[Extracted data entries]
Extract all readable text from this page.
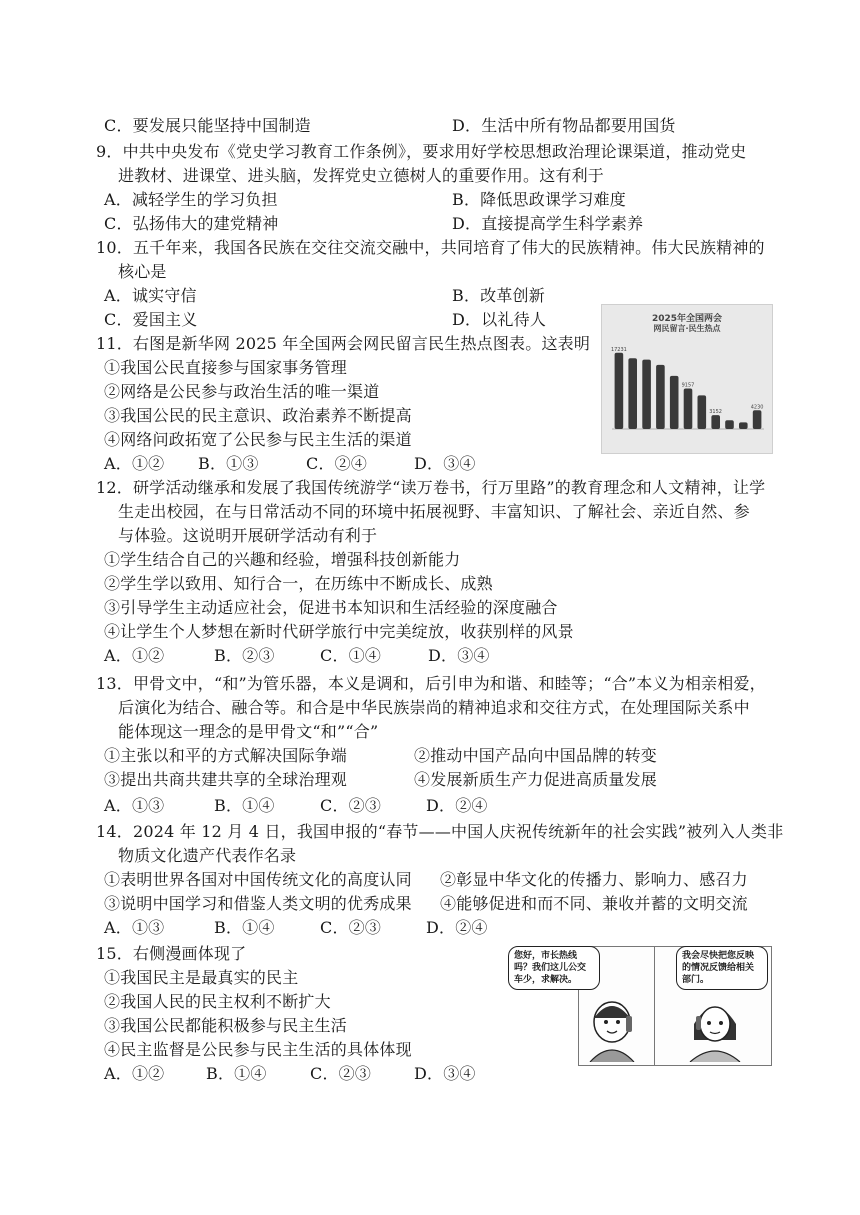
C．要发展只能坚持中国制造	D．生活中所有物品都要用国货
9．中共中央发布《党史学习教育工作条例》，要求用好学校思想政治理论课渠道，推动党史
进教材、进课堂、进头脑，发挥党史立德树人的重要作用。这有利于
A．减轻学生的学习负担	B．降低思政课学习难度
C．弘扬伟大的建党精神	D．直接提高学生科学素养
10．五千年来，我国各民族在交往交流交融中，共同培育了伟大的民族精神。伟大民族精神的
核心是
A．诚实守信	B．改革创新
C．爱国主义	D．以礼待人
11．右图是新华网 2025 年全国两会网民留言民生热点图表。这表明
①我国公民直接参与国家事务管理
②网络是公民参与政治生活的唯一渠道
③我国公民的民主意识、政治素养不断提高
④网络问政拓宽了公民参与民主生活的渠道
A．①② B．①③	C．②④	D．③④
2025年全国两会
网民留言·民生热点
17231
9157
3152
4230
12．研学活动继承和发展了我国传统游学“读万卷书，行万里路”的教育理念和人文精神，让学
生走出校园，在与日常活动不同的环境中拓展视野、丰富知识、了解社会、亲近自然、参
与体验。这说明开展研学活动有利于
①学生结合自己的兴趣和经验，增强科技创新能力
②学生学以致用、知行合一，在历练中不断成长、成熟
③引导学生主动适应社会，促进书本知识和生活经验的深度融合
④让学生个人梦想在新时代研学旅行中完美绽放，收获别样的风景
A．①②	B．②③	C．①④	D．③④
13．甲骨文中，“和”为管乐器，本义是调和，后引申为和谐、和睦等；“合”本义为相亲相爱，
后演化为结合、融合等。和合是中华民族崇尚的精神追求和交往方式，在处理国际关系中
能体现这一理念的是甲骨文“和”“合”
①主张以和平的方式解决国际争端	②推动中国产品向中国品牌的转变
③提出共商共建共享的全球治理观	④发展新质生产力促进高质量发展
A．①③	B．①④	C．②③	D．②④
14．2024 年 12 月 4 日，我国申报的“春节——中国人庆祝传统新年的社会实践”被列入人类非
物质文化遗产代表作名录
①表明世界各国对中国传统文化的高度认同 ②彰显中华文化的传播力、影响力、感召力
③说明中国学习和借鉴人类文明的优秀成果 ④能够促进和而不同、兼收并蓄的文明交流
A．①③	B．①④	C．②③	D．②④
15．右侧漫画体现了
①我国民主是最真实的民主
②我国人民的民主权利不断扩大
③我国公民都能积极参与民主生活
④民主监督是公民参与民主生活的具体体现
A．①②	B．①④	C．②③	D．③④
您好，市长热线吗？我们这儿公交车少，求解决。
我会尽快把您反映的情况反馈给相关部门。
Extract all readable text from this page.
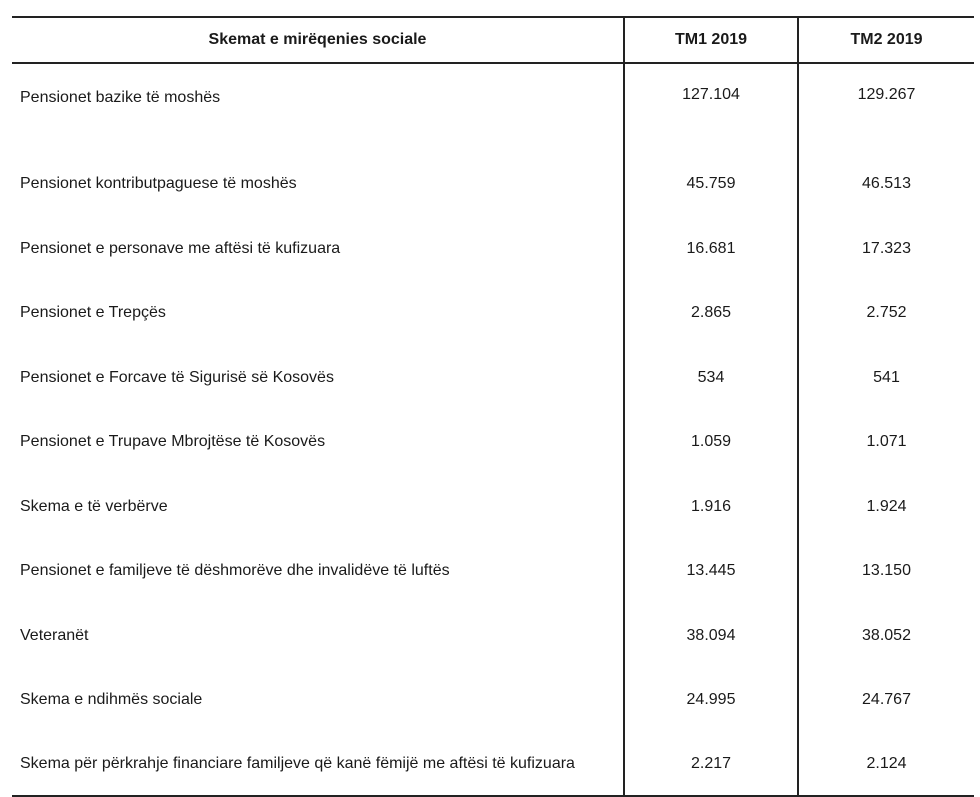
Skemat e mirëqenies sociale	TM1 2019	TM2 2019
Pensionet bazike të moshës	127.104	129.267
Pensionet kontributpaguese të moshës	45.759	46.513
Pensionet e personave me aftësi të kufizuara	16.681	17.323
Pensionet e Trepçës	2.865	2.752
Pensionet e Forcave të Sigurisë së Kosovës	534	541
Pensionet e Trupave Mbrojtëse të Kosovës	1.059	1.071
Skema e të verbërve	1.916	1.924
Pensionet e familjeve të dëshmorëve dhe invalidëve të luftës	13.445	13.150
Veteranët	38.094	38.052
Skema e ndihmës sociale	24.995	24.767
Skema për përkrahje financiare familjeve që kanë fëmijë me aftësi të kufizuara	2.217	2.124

* BRIEF *
Set the listing down in full and exactly. Pictures within it should not appear in the copy.

* EXERCISE RESPONSE *
Extract all readable text from this page.
C．要发展只能坚持中国制造	D．生活中所有物品都要用国货
9．中共中央发布《党史学习教育工作条例》，要求用好学校思想政治理论课渠道，推动党史
进教材、进课堂、进头脑，发挥党史立德树人的重要作用。这有利于
A．减轻学生的学习负担	B．降低思政课学习难度
C．弘扬伟大的建党精神	D．直接提高学生科学素养
10．五千年来，我国各民族在交往交流交融中，共同培育了伟大的民族精神。伟大民族精神的
核心是
A．诚实守信	B．改革创新
C．爱国主义	D．以礼待人
11．右图是新华网 2025 年全国两会网民留言民生热点图表。这表明
①我国公民直接参与国家事务管理
②网络是公民参与政治生活的唯一渠道
③我国公民的民主意识、政治素养不断提高
④网络问政拓宽了公民参与民主生活的渠道
A．①② B．①③	C．②④	D．③④
2025年全国两会
网民留言·民生热点
17231
9157
3152
4230
12．研学活动继承和发展了我国传统游学“读万卷书，行万里路”的教育理念和人文精神，让学
生走出校园，在与日常活动不同的环境中拓展视野、丰富知识、了解社会、亲近自然、参
与体验。这说明开展研学活动有利于
①学生结合自己的兴趣和经验，增强科技创新能力
②学生学以致用、知行合一，在历练中不断成长、成熟
③引导学生主动适应社会，促进书本知识和生活经验的深度融合
④让学生个人梦想在新时代研学旅行中完美绽放，收获别样的风景
A．①②	B．②③	C．①④	D．③④
13．甲骨文中，“和”为管乐器，本义是调和，后引申为和谐、和睦等；“合”本义为相亲相爱，
后演化为结合、融合等。和合是中华民族崇尚的精神追求和交往方式，在处理国际关系中
能体现这一理念的是甲骨文“和”“合”
①主张以和平的方式解决国际争端	②推动中国产品向中国品牌的转变
③提出共商共建共享的全球治理观	④发展新质生产力促进高质量发展
A．①③	B．①④	C．②③	D．②④
14．2024 年 12 月 4 日，我国申报的“春节——中国人庆祝传统新年的社会实践”被列入人类非
物质文化遗产代表作名录
①表明世界各国对中国传统文化的高度认同 ②彰显中华文化的传播力、影响力、感召力
③说明中国学习和借鉴人类文明的优秀成果 ④能够促进和而不同、兼收并蓄的文明交流
A．①③	B．①④	C．②③	D．②④
15．右侧漫画体现了
①我国民主是最真实的民主
②我国人民的民主权利不断扩大
③我国公民都能积极参与民主生活
④民主监督是公民参与民主生活的具体体现
A．①②	B．①④	C．②③	D．③④
您好，市长热线吗？我们这儿公交车少，求解决。
我会尽快把您反映的情况反馈给相关部门。
Extract all readable text from this page.
Skemat e mirëqenies sociale	TM1 2019	TM2 2019
Pensionet bazike të moshës	127.104	129.267
Pensionet kontributpaguese të moshës	45.759	46.513
Pensionet e personave me aftësi të kufizuara	16.681	17.323
Pensionet e Trepçës	2.865	2.752
Pensionet e Forcave të Sigurisë së Kosovës	534	541
Pensionet e Trupave Mbrojtëse të Kosovës	1.059	1.071
Skema e të verbërve	1.916	1.924
Pensionet e familjeve të dëshmorëve dhe invalidëve të luftës	13.445	13.150
Veteranët	38.094	38.052
Skema e ndihmës sociale	24.995	24.767
Skema për përkrahje financiare familjeve që kanë fëmijë me aftësi të kufizuara	2.217	2.124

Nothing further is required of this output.